▸ **Your task**
Look below for the line that contains "Transcribe the text in this document.", then quote it and all the lines after it, exactly, with the pictures left out.

# Record extracts start

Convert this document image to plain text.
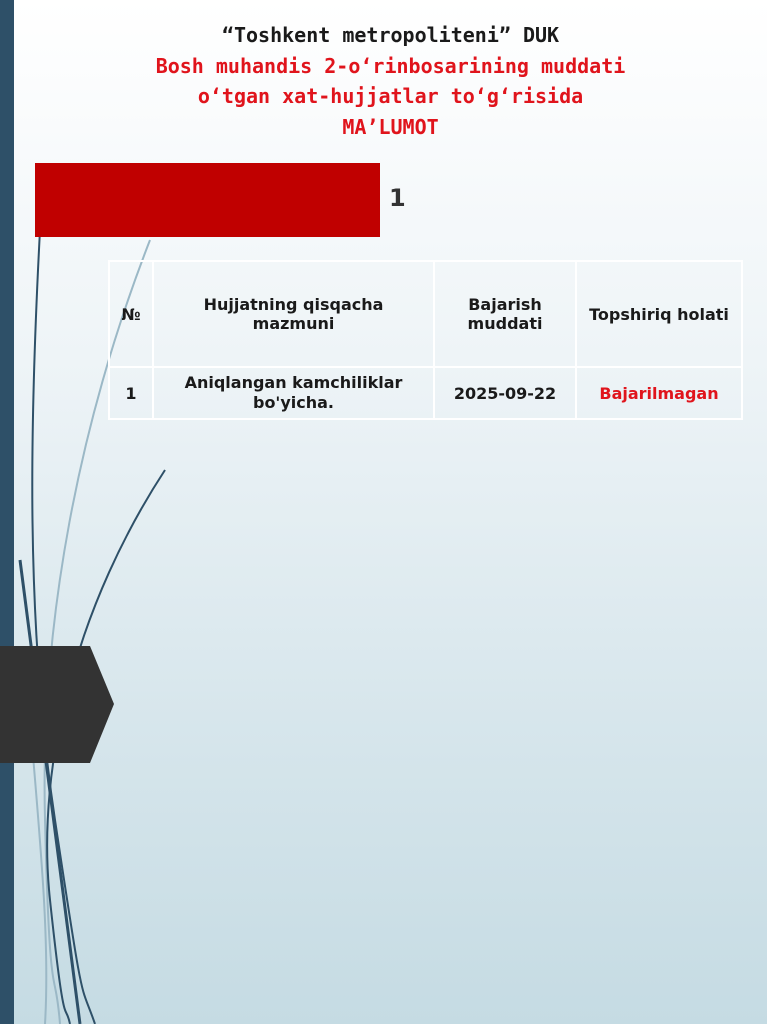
“Toshkent metropoliteni” DUK
Bosh muhandis 2-o‘rinbosarining muddati
o‘tgan xat-hujjatlar to‘g‘risida
MA’LUMOT
1
№	Hujjatning qisqacha mazmuni	Bajarish muddati	Topshiriq holati
1	Aniqlangan kamchiliklar bo'yicha.	2025-09-22	Bajarilmagan
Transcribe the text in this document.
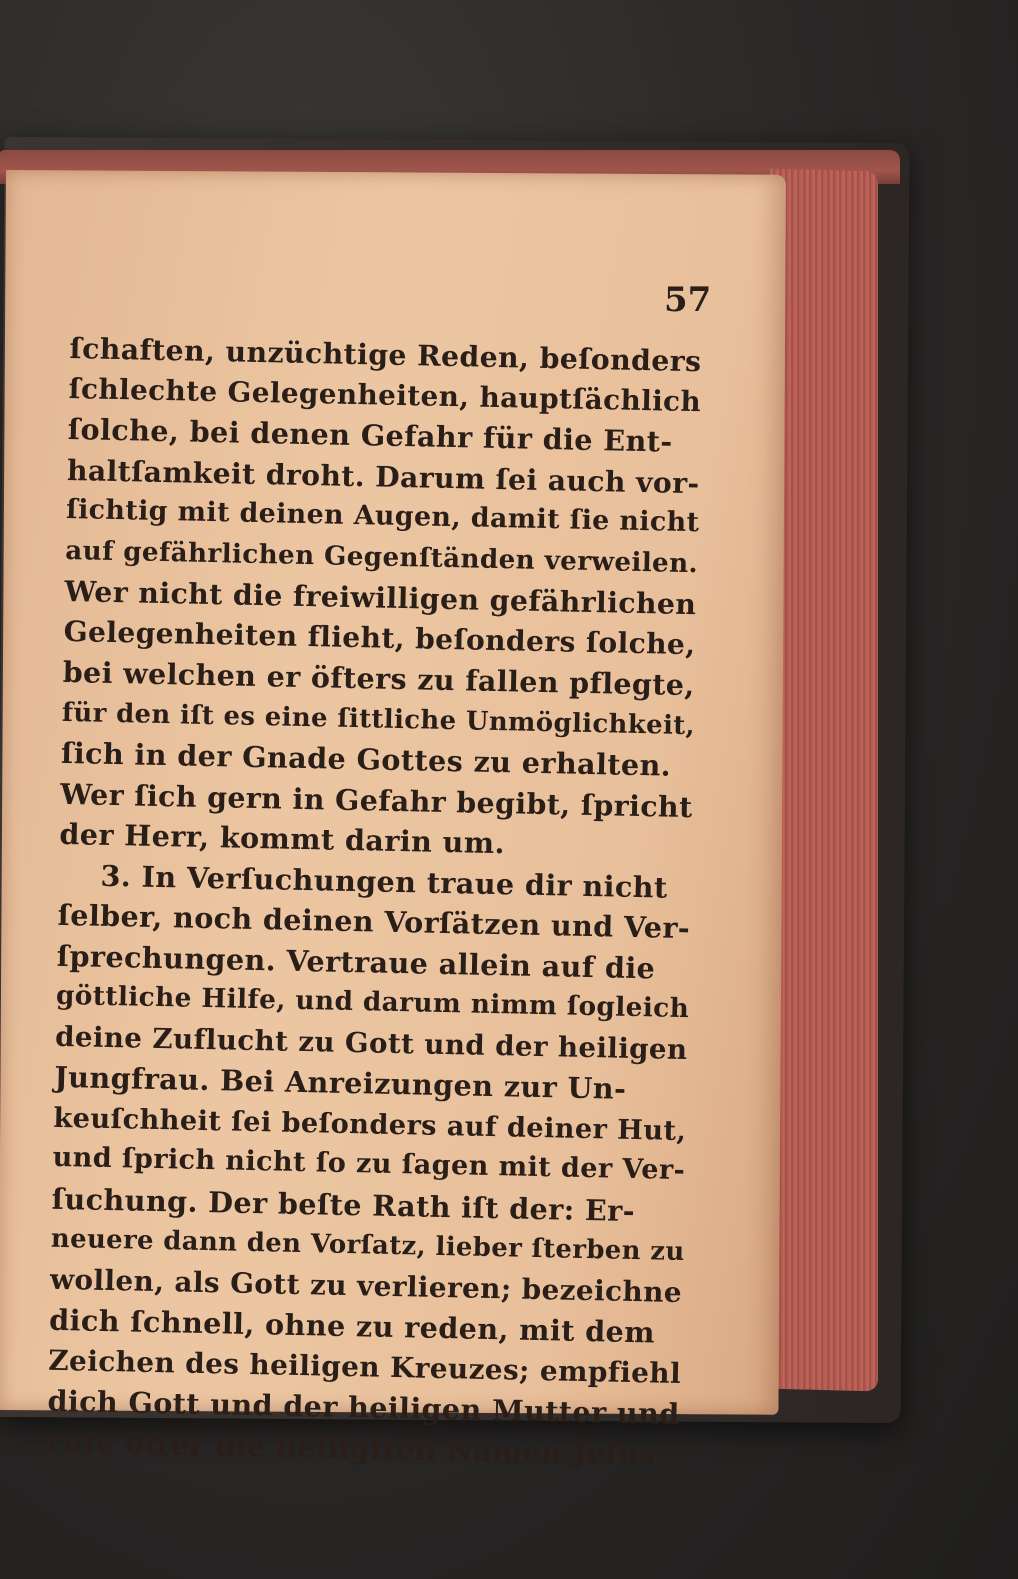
57
ſchaften, unzüchtige Reden, beſonders
ſchlechte Gelegenheiten, hauptſächlich
ſolche, bei denen Gefahr für die Ent-
haltſamkeit droht. Darum ſei auch vor-
ſichtig mit deinen Augen, damit ſie nicht
auf gefährlichen Gegenſtänden verweilen.
Wer nicht die freiwilligen gefährlichen
Gelegenheiten flieht, beſonders ſolche,
bei welchen er öfters zu fallen pflegte,
für den iſt es eine ſittliche Unmöglichkeit,
ſich in der Gnade Gottes zu erhalten.
Wer ſich gern in Gefahr begibt, ſpricht
der Herr, kommt darin um.
3. In Verſuchungen traue dir nicht
ſelber, noch deinen Vorſätzen und Ver-
ſprechungen. Vertraue allein auf die
göttliche Hilfe, und darum nimm ſogleich
deine Zuflucht zu Gott und der heiligen
Jungfrau. Bei Anreizungen zur Un-
keuſchheit ſei beſonders auf deiner Hut,
und ſprich nicht ſo zu ſagen mit der Ver-
ſuchung. Der beſte Rath iſt der: Er-
neuere dann den Vorſatz, lieber ſterben zu
wollen, als Gott zu verlieren; bezeichne
dich ſchnell, ohne zu reden, mit dem
Zeichen des heiligen Kreuzes; empfiehl
dich Gott und der heiligen Mutter und
rufe öfter die heiligſten Namen Jeſus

# Record extracts end

▸ **Correct output**
Transcribe the text in this document.
57
ſchaften, unzüchtige Reden, beſonders
ſchlechte Gelegenheiten, hauptſächlich
ſolche, bei denen Gefahr für die Ent-
haltſamkeit droht. Darum ſei auch vor-
ſichtig mit deinen Augen, damit ſie nicht
auf gefährlichen Gegenſtänden verweilen.
Wer nicht die freiwilligen gefährlichen
Gelegenheiten flieht, beſonders ſolche,
bei welchen er öfters zu fallen pflegte,
für den iſt es eine ſittliche Unmöglichkeit,
ſich in der Gnade Gottes zu erhalten.
Wer ſich gern in Gefahr begibt, ſpricht
der Herr, kommt darin um.
3. In Verſuchungen traue dir nicht
ſelber, noch deinen Vorſätzen und Ver-
ſprechungen. Vertraue allein auf die
göttliche Hilfe, und darum nimm ſogleich
deine Zuflucht zu Gott und der heiligen
Jungfrau. Bei Anreizungen zur Un-
keuſchheit ſei beſonders auf deiner Hut,
und ſprich nicht ſo zu ſagen mit der Ver-
ſuchung. Der beſte Rath iſt der: Er-
neuere dann den Vorſatz, lieber ſterben zu
wollen, als Gott zu verlieren; bezeichne
dich ſchnell, ohne zu reden, mit dem
Zeichen des heiligen Kreuzes; empfiehl
dich Gott und der heiligen Mutter und
rufe öfter die heiligſten Namen Jeſus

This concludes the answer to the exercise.